Task goal
Find each line with the word "color" and copy it.
+-------+
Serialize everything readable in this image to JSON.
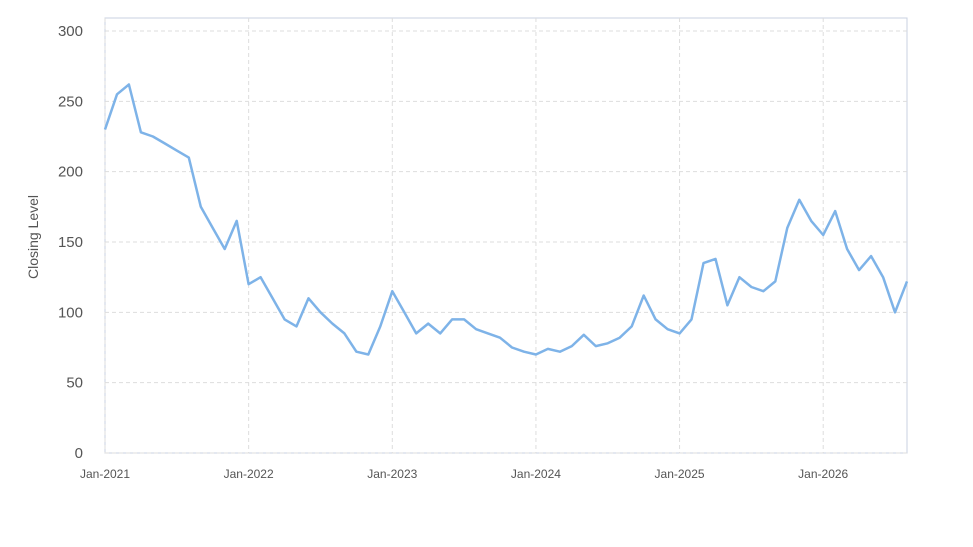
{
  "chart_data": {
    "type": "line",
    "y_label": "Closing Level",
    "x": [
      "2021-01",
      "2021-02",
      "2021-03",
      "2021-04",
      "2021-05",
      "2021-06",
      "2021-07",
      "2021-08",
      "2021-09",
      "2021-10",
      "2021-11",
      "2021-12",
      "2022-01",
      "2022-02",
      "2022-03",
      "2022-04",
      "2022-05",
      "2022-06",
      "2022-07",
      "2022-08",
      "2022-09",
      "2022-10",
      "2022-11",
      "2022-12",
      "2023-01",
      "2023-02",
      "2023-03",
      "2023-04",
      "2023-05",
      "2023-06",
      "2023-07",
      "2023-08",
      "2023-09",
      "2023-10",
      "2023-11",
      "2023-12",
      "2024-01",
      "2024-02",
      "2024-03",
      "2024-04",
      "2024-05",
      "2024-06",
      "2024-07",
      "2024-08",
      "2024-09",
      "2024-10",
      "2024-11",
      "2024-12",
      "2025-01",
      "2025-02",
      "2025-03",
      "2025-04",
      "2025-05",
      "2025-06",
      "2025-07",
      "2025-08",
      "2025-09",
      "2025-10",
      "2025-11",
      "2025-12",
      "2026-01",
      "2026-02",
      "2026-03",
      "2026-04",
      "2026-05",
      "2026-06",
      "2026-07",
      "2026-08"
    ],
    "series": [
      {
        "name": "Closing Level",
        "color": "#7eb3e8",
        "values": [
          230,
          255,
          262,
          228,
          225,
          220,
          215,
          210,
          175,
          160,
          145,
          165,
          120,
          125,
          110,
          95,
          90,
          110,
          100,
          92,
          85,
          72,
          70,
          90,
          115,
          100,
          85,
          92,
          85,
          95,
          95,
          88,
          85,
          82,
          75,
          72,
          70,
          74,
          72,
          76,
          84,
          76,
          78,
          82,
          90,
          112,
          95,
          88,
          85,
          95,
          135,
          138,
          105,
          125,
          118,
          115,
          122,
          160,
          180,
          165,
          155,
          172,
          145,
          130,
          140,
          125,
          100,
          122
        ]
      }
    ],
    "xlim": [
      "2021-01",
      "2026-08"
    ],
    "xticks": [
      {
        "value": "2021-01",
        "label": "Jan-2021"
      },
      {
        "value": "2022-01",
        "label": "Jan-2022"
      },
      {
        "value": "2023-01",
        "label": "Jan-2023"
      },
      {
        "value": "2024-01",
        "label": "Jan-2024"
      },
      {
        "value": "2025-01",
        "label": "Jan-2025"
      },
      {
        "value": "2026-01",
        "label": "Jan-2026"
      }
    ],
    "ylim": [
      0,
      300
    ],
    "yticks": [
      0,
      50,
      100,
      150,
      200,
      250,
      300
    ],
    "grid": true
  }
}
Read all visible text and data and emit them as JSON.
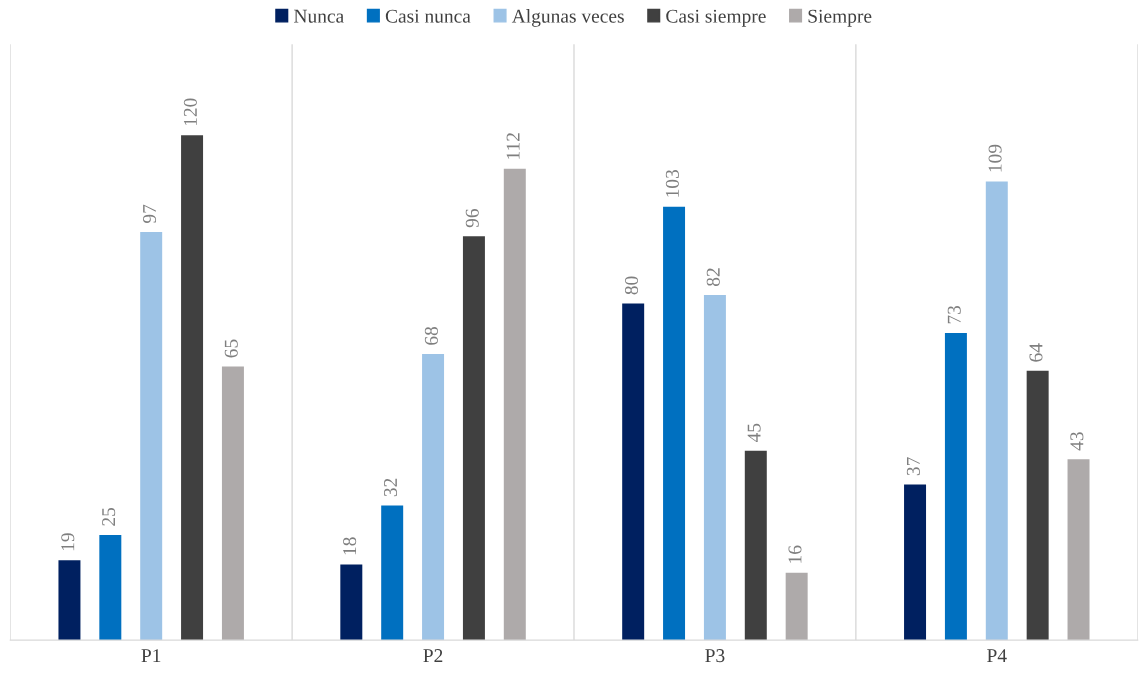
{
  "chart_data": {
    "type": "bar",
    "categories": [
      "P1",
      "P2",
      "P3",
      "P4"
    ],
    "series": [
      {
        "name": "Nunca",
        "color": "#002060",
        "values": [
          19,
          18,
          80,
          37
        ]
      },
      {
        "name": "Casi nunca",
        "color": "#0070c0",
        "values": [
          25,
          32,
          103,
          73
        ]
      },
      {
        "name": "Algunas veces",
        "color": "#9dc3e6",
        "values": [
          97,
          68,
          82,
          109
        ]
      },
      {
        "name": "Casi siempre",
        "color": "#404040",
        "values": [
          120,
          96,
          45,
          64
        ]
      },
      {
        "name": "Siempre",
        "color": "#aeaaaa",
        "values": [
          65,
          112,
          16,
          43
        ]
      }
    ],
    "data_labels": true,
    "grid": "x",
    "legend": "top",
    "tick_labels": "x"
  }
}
+-------+
Problem solution
        "color": "#7eb3e8",
        "color": "#002060",
        "color": "#0070c0",
        "color": "#9dc3e6",
        "color": "#404040",
        "color": "#aeaaaa",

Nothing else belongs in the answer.